Set task:
Leave out the pictures and repeat the data exactly.

====== Records to process

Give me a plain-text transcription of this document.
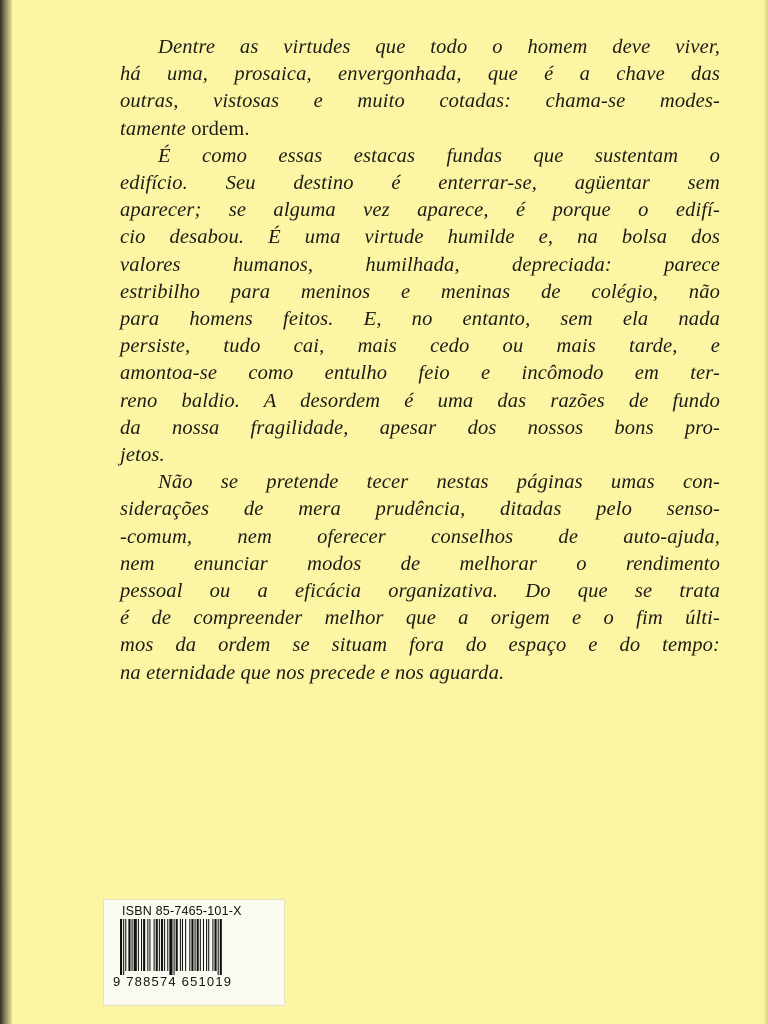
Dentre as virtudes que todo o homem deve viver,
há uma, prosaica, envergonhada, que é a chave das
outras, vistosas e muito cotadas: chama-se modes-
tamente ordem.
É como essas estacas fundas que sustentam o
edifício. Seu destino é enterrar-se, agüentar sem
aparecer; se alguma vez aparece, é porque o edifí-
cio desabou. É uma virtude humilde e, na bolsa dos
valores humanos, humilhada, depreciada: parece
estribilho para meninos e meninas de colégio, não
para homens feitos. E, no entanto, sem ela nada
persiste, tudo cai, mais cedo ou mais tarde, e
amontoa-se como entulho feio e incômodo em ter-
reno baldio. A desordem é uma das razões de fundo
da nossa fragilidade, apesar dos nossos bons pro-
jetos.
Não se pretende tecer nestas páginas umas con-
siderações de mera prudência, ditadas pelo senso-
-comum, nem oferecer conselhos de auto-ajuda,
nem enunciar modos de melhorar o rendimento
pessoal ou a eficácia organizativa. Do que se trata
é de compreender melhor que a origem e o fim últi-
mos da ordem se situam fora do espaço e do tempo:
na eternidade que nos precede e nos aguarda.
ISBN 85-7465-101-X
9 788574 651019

============

Written response:
Give me a plain-text transcription of this document.
Dentre as virtudes que todo o homem deve viver,
há uma, prosaica, envergonhada, que é a chave das
outras, vistosas e muito cotadas: chama-se modes-
tamente ordem.
É como essas estacas fundas que sustentam o
edifício. Seu destino é enterrar-se, agüentar sem
aparecer; se alguma vez aparece, é porque o edifí-
cio desabou. É uma virtude humilde e, na bolsa dos
valores humanos, humilhada, depreciada: parece
estribilho para meninos e meninas de colégio, não
para homens feitos. E, no entanto, sem ela nada
persiste, tudo cai, mais cedo ou mais tarde, e
amontoa-se como entulho feio e incômodo em ter-
reno baldio. A desordem é uma das razões de fundo
da nossa fragilidade, apesar dos nossos bons pro-
jetos.
Não se pretende tecer nestas páginas umas con-
siderações de mera prudência, ditadas pelo senso-
-comum, nem oferecer conselhos de auto-ajuda,
nem enunciar modos de melhorar o rendimento
pessoal ou a eficácia organizativa. Do que se trata
é de compreender melhor que a origem e o fim últi-
mos da ordem se situam fora do espaço e do tempo:
na eternidade que nos precede e nos aguarda.
ISBN 85-7465-101-X
9 788574 651019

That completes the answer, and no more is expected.